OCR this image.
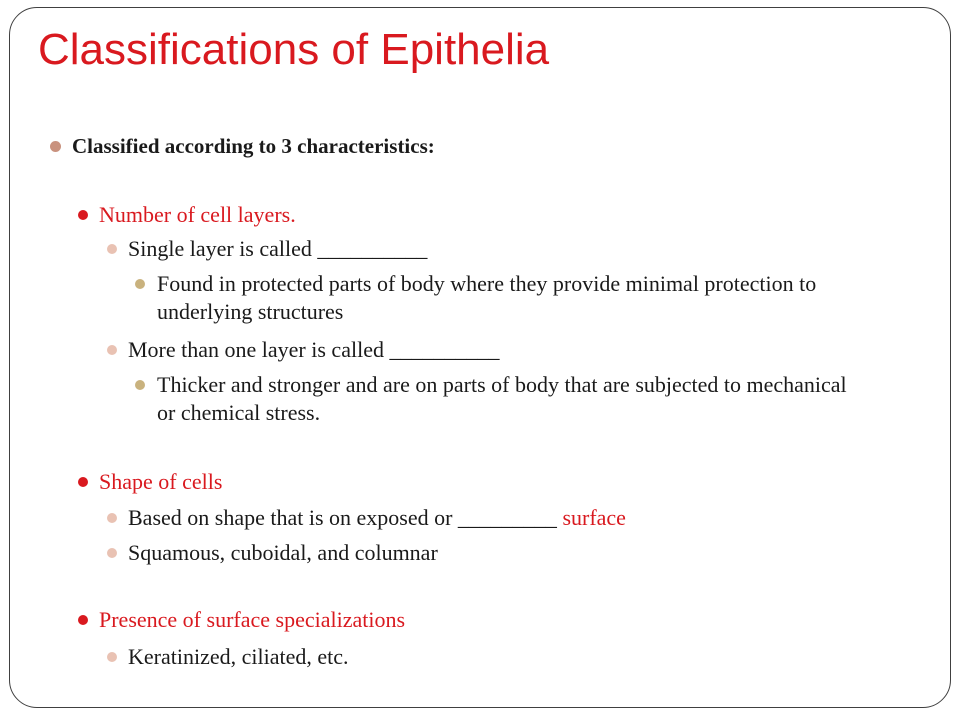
Classifications of Epithelia
Classified according to 3 characteristics:
Number of cell layers.
Single layer is called __________
Found in protected parts of body where they provide minimal protection to underlying structures
More than one layer is called __________
Thicker and stronger and are on parts of body that are subjected to mechanical or chemical stress.
Shape of cells
Based on shape that is on exposed or _________ surface
Squamous, cuboidal, and columnar
Presence of surface specializations
Keratinized, ciliated, etc.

» **TASK REQUIREMENTS**
Where a line above includes "called", copy that line.

» **RESULT**
Single layer is called __________
More than one layer is called __________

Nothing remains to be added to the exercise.